> [Required task]: What you return should match every record exactly, with the images removed.
• • •
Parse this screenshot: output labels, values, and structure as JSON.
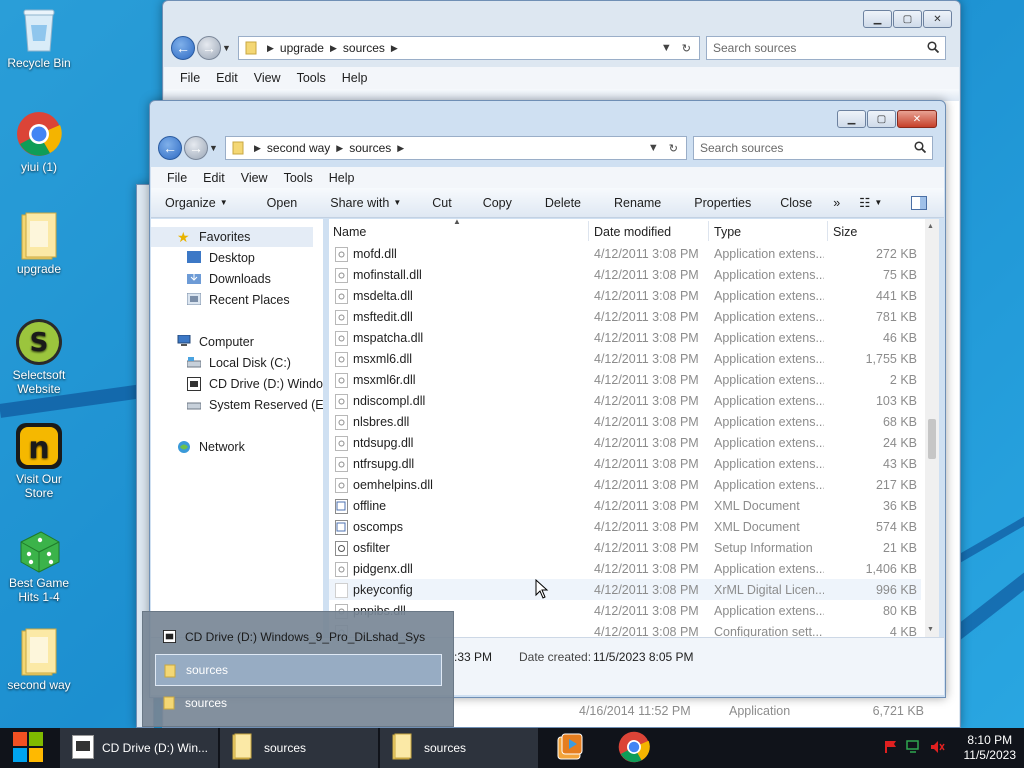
{
  "desktop": {
    "icons": [
      {
        "label": "Recycle Bin",
        "icon": "recycle-bin-icon"
      },
      {
        "label": "yiui (1)",
        "icon": "chrome-icon"
      },
      {
        "label": "upgrade",
        "icon": "folder-icon"
      },
      {
        "label": "Selectsoft Website",
        "icon": "selectsoft-icon"
      },
      {
        "label": "Visit Our Store",
        "icon": "store-icon"
      },
      {
        "label": "Best Game Hits 1-4",
        "icon": "dice-icon"
      },
      {
        "label": "second way",
        "icon": "folder-icon"
      }
    ]
  },
  "back_window": {
    "breadcrumb": [
      "upgrade",
      "sources"
    ],
    "search_placeholder": "Search sources",
    "menu": [
      "File",
      "Edit",
      "View",
      "Tools",
      "Help"
    ],
    "status_date": "4/16/2014 11:52 PM",
    "status_type": "Application",
    "status_size": "6,721 KB"
  },
  "front_window": {
    "breadcrumb": [
      "second way",
      "sources"
    ],
    "search_placeholder": "Search sources",
    "menu": [
      "File",
      "Edit",
      "View",
      "Tools",
      "Help"
    ],
    "commands": {
      "organize": "Organize",
      "open": "Open",
      "share_with": "Share with",
      "cut": "Cut",
      "copy": "Copy",
      "delete": "Delete",
      "rename": "Rename",
      "properties": "Properties",
      "close": "Close",
      "more": "»"
    },
    "nav": {
      "favorites": "Favorites",
      "desktop": "Desktop",
      "downloads": "Downloads",
      "recent": "Recent Places",
      "computer": "Computer",
      "local_disk": "Local Disk (C:)",
      "cd_drive": "CD Drive (D:) Windo",
      "system_reserved": "System Reserved (E:)",
      "network": "Network"
    },
    "columns": {
      "name": "Name",
      "date": "Date modified",
      "type": "Type",
      "size": "Size"
    },
    "files": [
      {
        "name": "mofd.dll",
        "date": "4/12/2011 3:08 PM",
        "type": "Application extens...",
        "size": "272 KB",
        "kind": "dll"
      },
      {
        "name": "mofinstall.dll",
        "date": "4/12/2011 3:08 PM",
        "type": "Application extens...",
        "size": "75 KB",
        "kind": "dll"
      },
      {
        "name": "msdelta.dll",
        "date": "4/12/2011 3:08 PM",
        "type": "Application extens...",
        "size": "441 KB",
        "kind": "dll"
      },
      {
        "name": "msftedit.dll",
        "date": "4/12/2011 3:08 PM",
        "type": "Application extens...",
        "size": "781 KB",
        "kind": "dll"
      },
      {
        "name": "mspatcha.dll",
        "date": "4/12/2011 3:08 PM",
        "type": "Application extens...",
        "size": "46 KB",
        "kind": "dll"
      },
      {
        "name": "msxml6.dll",
        "date": "4/12/2011 3:08 PM",
        "type": "Application extens...",
        "size": "1,755 KB",
        "kind": "dll"
      },
      {
        "name": "msxml6r.dll",
        "date": "4/12/2011 3:08 PM",
        "type": "Application extens...",
        "size": "2 KB",
        "kind": "dll"
      },
      {
        "name": "ndiscompl.dll",
        "date": "4/12/2011 3:08 PM",
        "type": "Application extens...",
        "size": "103 KB",
        "kind": "dll"
      },
      {
        "name": "nlsbres.dll",
        "date": "4/12/2011 3:08 PM",
        "type": "Application extens...",
        "size": "68 KB",
        "kind": "dll"
      },
      {
        "name": "ntdsupg.dll",
        "date": "4/12/2011 3:08 PM",
        "type": "Application extens...",
        "size": "24 KB",
        "kind": "dll"
      },
      {
        "name": "ntfrsupg.dll",
        "date": "4/12/2011 3:08 PM",
        "type": "Application extens...",
        "size": "43 KB",
        "kind": "dll"
      },
      {
        "name": "oemhelpins.dll",
        "date": "4/12/2011 3:08 PM",
        "type": "Application extens...",
        "size": "217 KB",
        "kind": "dll"
      },
      {
        "name": "offline",
        "date": "4/12/2011 3:08 PM",
        "type": "XML Document",
        "size": "36 KB",
        "kind": "xml"
      },
      {
        "name": "oscomps",
        "date": "4/12/2011 3:08 PM",
        "type": "XML Document",
        "size": "574 KB",
        "kind": "xml"
      },
      {
        "name": "osfilter",
        "date": "4/12/2011 3:08 PM",
        "type": "Setup Information",
        "size": "21 KB",
        "kind": "inf"
      },
      {
        "name": "pidgenx.dll",
        "date": "4/12/2011 3:08 PM",
        "type": "Application extens...",
        "size": "1,406 KB",
        "kind": "dll"
      },
      {
        "name": "pkeyconfig",
        "date": "4/12/2011 3:08 PM",
        "type": "XrML Digital Licen...",
        "size": "996 KB",
        "kind": "blank"
      },
      {
        "name": "pnpibs.dll",
        "date": "4/12/2011 3:08 PM",
        "type": "Application extens...",
        "size": "80 KB",
        "kind": "dll"
      },
      {
        "name": "",
        "date": "4/12/2011 3:08 PM",
        "type": "Configuration sett...",
        "size": "4 KB",
        "kind": "dll"
      }
    ],
    "status": {
      "modified_tail": ":33 PM",
      "created_label": "Date created:",
      "created_value": "11/5/2023 8:05 PM"
    }
  },
  "jump_popup": {
    "items": [
      {
        "label": "CD Drive (D:) Windows_9_Pro_DiLshad_Sys",
        "icon": "cd-drive-icon"
      },
      {
        "label": "sources",
        "icon": "folder-icon"
      },
      {
        "label": "sources",
        "icon": "folder-icon"
      }
    ]
  },
  "taskbar": {
    "buttons": [
      {
        "label": "CD Drive (D:) Win...",
        "icon": "cd-drive-icon"
      },
      {
        "label": "sources",
        "icon": "folder-icon"
      },
      {
        "label": "sources",
        "icon": "folder-icon"
      }
    ],
    "clock_time": "8:10 PM",
    "clock_date": "11/5/2023"
  }
}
• • •
> [Complete answer]:
Parse this screenshot: output labels, values, and structure as JSON.
{
  "desktop": {
    "icons": [
      {
        "label": "Recycle Bin",
        "icon": "recycle-bin-icon"
      },
      {
        "label": "yiui (1)",
        "icon": "chrome-icon"
      },
      {
        "label": "upgrade",
        "icon": "folder-icon"
      },
      {
        "label": "Selectsoft Website",
        "icon": "selectsoft-icon"
      },
      {
        "label": "Visit Our Store",
        "icon": "store-icon"
      },
      {
        "label": "Best Game Hits 1-4",
        "icon": "dice-icon"
      },
      {
        "label": "second way",
        "icon": "folder-icon"
      }
    ]
  },
  "back_window": {
    "breadcrumb": [
      "upgrade",
      "sources"
    ],
    "search_placeholder": "Search sources",
    "menu": [
      "File",
      "Edit",
      "View",
      "Tools",
      "Help"
    ],
    "status_date": "4/16/2014 11:52 PM",
    "status_type": "Application",
    "status_size": "6,721 KB"
  },
  "front_window": {
    "breadcrumb": [
      "second way",
      "sources"
    ],
    "search_placeholder": "Search sources",
    "menu": [
      "File",
      "Edit",
      "View",
      "Tools",
      "Help"
    ],
    "commands": {
      "organize": "Organize",
      "open": "Open",
      "share_with": "Share with",
      "cut": "Cut",
      "copy": "Copy",
      "delete": "Delete",
      "rename": "Rename",
      "properties": "Properties",
      "close": "Close",
      "more": "»"
    },
    "nav": {
      "favorites": "Favorites",
      "desktop": "Desktop",
      "downloads": "Downloads",
      "recent": "Recent Places",
      "computer": "Computer",
      "local_disk": "Local Disk (C:)",
      "cd_drive": "CD Drive (D:) Windo",
      "system_reserved": "System Reserved (E:)",
      "network": "Network"
    },
    "columns": {
      "name": "Name",
      "date": "Date modified",
      "type": "Type",
      "size": "Size"
    },
    "files": [
      {
        "name": "mofd.dll",
        "date": "4/12/2011 3:08 PM",
        "type": "Application extens...",
        "size": "272 KB",
        "kind": "dll"
      },
      {
        "name": "mofinstall.dll",
        "date": "4/12/2011 3:08 PM",
        "type": "Application extens...",
        "size": "75 KB",
        "kind": "dll"
      },
      {
        "name": "msdelta.dll",
        "date": "4/12/2011 3:08 PM",
        "type": "Application extens...",
        "size": "441 KB",
        "kind": "dll"
      },
      {
        "name": "msftedit.dll",
        "date": "4/12/2011 3:08 PM",
        "type": "Application extens...",
        "size": "781 KB",
        "kind": "dll"
      },
      {
        "name": "mspatcha.dll",
        "date": "4/12/2011 3:08 PM",
        "type": "Application extens...",
        "size": "46 KB",
        "kind": "dll"
      },
      {
        "name": "msxml6.dll",
        "date": "4/12/2011 3:08 PM",
        "type": "Application extens...",
        "size": "1,755 KB",
        "kind": "dll"
      },
      {
        "name": "msxml6r.dll",
        "date": "4/12/2011 3:08 PM",
        "type": "Application extens...",
        "size": "2 KB",
        "kind": "dll"
      },
      {
        "name": "ndiscompl.dll",
        "date": "4/12/2011 3:08 PM",
        "type": "Application extens...",
        "size": "103 KB",
        "kind": "dll"
      },
      {
        "name": "nlsbres.dll",
        "date": "4/12/2011 3:08 PM",
        "type": "Application extens...",
        "size": "68 KB",
        "kind": "dll"
      },
      {
        "name": "ntdsupg.dll",
        "date": "4/12/2011 3:08 PM",
        "type": "Application extens...",
        "size": "24 KB",
        "kind": "dll"
      },
      {
        "name": "ntfrsupg.dll",
        "date": "4/12/2011 3:08 PM",
        "type": "Application extens...",
        "size": "43 KB",
        "kind": "dll"
      },
      {
        "name": "oemhelpins.dll",
        "date": "4/12/2011 3:08 PM",
        "type": "Application extens...",
        "size": "217 KB",
        "kind": "dll"
      },
      {
        "name": "offline",
        "date": "4/12/2011 3:08 PM",
        "type": "XML Document",
        "size": "36 KB",
        "kind": "xml"
      },
      {
        "name": "oscomps",
        "date": "4/12/2011 3:08 PM",
        "type": "XML Document",
        "size": "574 KB",
        "kind": "xml"
      },
      {
        "name": "osfilter",
        "date": "4/12/2011 3:08 PM",
        "type": "Setup Information",
        "size": "21 KB",
        "kind": "inf"
      },
      {
        "name": "pidgenx.dll",
        "date": "4/12/2011 3:08 PM",
        "type": "Application extens...",
        "size": "1,406 KB",
        "kind": "dll"
      },
      {
        "name": "pkeyconfig",
        "date": "4/12/2011 3:08 PM",
        "type": "XrML Digital Licen...",
        "size": "996 KB",
        "kind": "blank"
      },
      {
        "name": "pnpibs.dll",
        "date": "4/12/2011 3:08 PM",
        "type": "Application extens...",
        "size": "80 KB",
        "kind": "dll"
      },
      {
        "name": "",
        "date": "4/12/2011 3:08 PM",
        "type": "Configuration sett...",
        "size": "4 KB",
        "kind": "dll"
      }
    ],
    "status": {
      "modified_tail": ":33 PM",
      "created_label": "Date created:",
      "created_value": "11/5/2023 8:05 PM"
    }
  },
  "jump_popup": {
    "items": [
      {
        "label": "CD Drive (D:) Windows_9_Pro_DiLshad_Sys",
        "icon": "cd-drive-icon"
      },
      {
        "label": "sources",
        "icon": "folder-icon"
      },
      {
        "label": "sources",
        "icon": "folder-icon"
      }
    ]
  },
  "taskbar": {
    "buttons": [
      {
        "label": "CD Drive (D:) Win...",
        "icon": "cd-drive-icon"
      },
      {
        "label": "sources",
        "icon": "folder-icon"
      },
      {
        "label": "sources",
        "icon": "folder-icon"
      }
    ],
    "clock_time": "8:10 PM",
    "clock_date": "11/5/2023"
  }
}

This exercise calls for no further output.